(Recorded data)

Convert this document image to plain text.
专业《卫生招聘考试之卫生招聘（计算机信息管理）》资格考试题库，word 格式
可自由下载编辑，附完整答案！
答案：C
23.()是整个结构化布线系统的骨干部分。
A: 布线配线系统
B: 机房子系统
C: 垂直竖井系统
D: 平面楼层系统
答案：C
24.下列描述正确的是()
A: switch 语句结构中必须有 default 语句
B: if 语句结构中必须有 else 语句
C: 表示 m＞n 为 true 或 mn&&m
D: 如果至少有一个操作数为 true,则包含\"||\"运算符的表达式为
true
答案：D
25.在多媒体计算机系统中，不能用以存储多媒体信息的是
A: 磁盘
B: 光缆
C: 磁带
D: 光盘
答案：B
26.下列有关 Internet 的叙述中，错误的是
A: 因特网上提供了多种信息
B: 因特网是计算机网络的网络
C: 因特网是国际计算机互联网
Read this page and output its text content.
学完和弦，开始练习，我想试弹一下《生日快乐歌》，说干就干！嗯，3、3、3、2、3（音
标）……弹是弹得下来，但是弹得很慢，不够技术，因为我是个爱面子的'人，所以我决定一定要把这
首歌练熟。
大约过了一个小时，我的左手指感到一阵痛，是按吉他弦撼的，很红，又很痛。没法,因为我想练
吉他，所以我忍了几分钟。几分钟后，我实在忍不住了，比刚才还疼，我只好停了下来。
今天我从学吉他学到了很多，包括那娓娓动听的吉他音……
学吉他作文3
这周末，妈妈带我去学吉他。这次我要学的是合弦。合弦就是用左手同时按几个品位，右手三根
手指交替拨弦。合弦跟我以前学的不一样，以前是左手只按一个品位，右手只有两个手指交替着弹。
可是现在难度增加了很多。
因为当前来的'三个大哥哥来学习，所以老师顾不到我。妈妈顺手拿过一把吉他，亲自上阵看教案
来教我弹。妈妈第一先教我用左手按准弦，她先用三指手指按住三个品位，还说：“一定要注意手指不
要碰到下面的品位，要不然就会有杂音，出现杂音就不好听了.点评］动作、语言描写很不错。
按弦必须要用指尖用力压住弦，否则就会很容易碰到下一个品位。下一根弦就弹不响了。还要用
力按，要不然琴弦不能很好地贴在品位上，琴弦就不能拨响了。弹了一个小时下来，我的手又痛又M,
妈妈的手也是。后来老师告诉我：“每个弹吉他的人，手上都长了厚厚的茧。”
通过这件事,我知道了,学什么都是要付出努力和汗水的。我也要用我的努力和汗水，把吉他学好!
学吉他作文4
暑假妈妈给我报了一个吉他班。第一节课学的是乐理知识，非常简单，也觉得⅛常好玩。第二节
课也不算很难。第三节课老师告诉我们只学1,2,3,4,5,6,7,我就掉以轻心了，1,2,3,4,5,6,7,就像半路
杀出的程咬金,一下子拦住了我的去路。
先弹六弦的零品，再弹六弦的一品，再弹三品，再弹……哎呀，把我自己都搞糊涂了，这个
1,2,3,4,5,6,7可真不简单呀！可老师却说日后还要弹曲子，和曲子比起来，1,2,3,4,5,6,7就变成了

**REQUEST**
Where a line of the entries contains the word "语句结构中必须有", copy that line.

**FINISHED TASK**
A: switch 语句结构中必须有 default 语句
B: if 语句结构中必须有 else 语句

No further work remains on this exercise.